Stored data entries
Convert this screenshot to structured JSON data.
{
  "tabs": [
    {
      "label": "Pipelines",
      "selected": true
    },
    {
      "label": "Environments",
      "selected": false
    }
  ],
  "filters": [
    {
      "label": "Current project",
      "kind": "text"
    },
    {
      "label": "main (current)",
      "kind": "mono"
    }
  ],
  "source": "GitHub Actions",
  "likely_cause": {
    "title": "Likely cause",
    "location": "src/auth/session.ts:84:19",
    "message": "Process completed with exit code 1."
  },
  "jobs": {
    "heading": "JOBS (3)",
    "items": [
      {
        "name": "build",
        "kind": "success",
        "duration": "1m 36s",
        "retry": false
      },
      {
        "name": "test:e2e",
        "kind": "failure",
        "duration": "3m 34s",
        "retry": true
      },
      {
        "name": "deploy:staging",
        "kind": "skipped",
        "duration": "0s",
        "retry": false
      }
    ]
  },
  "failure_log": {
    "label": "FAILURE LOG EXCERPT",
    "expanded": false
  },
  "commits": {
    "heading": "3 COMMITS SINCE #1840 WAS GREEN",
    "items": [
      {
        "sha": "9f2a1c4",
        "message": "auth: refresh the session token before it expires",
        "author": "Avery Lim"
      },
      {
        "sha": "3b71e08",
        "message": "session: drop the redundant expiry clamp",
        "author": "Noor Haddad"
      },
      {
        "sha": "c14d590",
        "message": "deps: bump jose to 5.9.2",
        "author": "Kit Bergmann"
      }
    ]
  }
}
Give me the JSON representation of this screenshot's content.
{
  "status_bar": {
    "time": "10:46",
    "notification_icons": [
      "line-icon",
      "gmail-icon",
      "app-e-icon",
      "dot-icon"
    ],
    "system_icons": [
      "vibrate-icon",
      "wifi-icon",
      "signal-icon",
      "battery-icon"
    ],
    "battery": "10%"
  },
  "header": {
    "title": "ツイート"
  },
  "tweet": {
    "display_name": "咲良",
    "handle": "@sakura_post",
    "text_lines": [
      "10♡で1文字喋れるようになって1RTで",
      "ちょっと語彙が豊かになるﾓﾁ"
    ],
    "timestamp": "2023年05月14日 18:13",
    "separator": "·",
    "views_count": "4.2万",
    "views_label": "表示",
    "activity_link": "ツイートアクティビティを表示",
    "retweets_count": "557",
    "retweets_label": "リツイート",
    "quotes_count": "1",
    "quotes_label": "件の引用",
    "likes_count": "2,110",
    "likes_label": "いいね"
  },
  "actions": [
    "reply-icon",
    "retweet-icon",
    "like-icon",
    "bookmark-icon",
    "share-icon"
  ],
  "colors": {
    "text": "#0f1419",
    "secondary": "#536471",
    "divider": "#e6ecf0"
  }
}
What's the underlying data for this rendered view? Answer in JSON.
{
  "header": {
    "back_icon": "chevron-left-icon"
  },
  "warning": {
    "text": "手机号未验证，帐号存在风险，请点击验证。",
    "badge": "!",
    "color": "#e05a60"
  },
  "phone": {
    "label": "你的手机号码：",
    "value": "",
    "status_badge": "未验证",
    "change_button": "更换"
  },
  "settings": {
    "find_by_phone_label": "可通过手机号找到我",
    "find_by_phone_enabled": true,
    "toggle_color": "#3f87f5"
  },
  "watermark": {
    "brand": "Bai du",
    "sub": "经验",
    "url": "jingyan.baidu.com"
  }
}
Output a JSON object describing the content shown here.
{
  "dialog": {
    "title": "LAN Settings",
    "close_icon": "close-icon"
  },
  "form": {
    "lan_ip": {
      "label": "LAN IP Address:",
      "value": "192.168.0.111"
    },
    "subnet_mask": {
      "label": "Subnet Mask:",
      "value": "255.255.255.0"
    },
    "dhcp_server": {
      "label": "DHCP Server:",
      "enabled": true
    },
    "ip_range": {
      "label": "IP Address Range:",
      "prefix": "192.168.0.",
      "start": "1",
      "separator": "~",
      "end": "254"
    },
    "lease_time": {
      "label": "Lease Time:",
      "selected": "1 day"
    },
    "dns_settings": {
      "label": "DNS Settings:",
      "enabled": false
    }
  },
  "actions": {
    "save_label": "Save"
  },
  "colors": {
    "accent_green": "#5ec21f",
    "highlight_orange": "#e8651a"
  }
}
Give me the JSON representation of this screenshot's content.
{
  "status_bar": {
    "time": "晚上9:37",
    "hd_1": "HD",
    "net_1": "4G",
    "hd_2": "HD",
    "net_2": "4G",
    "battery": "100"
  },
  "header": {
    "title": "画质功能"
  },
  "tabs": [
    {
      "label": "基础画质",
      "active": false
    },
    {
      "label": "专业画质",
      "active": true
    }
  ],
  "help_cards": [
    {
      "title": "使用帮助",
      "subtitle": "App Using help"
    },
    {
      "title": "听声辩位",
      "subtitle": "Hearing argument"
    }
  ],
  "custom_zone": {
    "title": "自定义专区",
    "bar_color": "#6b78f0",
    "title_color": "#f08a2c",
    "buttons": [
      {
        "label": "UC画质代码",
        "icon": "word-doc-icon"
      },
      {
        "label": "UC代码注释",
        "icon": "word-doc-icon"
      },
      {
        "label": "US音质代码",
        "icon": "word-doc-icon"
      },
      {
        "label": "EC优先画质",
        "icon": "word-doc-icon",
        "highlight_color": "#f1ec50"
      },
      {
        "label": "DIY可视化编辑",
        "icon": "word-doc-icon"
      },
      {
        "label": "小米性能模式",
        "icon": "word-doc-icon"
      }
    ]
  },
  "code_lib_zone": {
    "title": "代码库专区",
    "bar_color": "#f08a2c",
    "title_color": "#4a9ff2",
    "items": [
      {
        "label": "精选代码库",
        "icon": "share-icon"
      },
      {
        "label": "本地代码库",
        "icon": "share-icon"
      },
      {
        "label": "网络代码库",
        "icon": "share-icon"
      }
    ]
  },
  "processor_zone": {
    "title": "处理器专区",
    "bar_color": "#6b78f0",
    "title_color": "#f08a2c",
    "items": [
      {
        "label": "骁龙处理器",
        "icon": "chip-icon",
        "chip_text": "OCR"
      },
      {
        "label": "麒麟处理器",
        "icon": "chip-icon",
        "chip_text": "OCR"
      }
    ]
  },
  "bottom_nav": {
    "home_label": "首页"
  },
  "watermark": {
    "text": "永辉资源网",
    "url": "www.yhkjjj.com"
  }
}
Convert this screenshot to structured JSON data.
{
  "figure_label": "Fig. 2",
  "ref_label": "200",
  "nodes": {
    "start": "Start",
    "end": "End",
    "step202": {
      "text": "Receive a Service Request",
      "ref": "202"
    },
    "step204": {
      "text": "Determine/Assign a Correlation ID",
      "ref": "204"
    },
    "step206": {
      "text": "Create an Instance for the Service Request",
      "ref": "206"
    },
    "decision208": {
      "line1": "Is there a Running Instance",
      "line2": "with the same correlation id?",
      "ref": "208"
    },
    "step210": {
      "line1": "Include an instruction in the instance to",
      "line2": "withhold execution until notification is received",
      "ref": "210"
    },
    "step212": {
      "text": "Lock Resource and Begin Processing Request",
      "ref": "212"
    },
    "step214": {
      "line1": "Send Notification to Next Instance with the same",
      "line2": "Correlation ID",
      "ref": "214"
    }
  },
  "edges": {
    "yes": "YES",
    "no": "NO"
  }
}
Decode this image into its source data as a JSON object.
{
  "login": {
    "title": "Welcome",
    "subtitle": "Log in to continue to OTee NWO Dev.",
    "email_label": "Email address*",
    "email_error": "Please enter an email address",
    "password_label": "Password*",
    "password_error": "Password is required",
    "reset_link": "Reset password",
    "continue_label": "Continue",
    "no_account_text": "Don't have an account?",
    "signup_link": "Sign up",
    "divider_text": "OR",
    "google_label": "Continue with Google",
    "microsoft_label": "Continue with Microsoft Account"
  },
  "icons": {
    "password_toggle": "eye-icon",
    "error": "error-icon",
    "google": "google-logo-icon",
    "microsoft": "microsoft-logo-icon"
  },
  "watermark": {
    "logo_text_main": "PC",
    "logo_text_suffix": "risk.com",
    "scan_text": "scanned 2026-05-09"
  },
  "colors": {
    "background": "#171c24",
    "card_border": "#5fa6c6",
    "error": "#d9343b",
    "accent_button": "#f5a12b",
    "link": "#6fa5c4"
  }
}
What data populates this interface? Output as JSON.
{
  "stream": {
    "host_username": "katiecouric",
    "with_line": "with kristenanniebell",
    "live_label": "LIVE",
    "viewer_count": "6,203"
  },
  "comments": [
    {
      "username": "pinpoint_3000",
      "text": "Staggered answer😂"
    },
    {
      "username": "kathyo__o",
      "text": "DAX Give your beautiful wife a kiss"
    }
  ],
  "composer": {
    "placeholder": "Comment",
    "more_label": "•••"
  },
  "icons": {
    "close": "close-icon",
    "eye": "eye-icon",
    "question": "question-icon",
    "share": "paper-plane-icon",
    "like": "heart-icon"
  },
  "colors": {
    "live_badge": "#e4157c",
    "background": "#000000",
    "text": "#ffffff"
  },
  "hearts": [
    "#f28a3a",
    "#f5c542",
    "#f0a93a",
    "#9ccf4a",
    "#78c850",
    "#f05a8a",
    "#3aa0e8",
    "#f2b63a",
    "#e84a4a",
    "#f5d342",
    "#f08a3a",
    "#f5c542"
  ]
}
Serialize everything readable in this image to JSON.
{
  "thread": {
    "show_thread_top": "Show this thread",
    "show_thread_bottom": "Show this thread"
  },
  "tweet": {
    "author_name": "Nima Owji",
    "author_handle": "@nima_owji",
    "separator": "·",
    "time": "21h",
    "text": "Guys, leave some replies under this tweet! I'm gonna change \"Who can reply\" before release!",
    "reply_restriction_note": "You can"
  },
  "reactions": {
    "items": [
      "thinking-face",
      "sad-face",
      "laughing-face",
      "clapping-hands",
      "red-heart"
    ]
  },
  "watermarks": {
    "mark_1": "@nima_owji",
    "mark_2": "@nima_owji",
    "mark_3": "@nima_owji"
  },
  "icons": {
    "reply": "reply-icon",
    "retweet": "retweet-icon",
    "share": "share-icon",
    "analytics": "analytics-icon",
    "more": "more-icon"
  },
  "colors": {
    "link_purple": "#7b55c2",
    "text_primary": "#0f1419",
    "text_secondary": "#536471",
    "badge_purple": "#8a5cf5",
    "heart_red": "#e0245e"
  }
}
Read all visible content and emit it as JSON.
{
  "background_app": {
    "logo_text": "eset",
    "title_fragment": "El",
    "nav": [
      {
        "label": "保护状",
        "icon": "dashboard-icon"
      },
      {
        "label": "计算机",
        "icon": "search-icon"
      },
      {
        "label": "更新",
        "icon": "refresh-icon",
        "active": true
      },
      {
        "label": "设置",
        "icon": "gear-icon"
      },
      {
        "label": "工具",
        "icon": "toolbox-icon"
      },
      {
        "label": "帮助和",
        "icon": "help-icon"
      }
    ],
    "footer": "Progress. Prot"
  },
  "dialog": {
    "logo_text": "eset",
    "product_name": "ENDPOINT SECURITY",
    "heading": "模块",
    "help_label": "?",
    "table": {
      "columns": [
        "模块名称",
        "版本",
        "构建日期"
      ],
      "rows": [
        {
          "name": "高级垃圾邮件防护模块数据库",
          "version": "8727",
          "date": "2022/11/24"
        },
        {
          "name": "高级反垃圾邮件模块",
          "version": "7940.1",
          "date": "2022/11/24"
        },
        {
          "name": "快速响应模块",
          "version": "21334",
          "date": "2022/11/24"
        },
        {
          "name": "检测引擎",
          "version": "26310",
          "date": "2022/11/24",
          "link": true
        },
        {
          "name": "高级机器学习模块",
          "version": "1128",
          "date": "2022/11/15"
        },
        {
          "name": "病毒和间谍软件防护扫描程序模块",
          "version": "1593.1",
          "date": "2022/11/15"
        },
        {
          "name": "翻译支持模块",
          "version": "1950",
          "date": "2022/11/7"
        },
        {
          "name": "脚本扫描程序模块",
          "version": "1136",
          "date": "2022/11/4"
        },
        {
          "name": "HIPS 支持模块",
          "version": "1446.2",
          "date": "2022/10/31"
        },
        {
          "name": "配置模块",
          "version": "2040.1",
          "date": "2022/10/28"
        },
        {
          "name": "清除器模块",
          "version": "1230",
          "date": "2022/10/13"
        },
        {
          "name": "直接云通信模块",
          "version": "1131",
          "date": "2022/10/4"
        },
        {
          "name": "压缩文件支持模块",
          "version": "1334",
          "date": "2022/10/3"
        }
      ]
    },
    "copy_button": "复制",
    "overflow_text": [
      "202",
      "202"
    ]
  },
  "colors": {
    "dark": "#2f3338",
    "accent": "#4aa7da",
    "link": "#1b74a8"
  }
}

■ **Work instructions**
Pick out and copy the lines of the material that include the word "What".

■ **Result of this task**
What's the underlying data for this rendered view? Answer in JSON.
What data populates this interface? Output as JSON.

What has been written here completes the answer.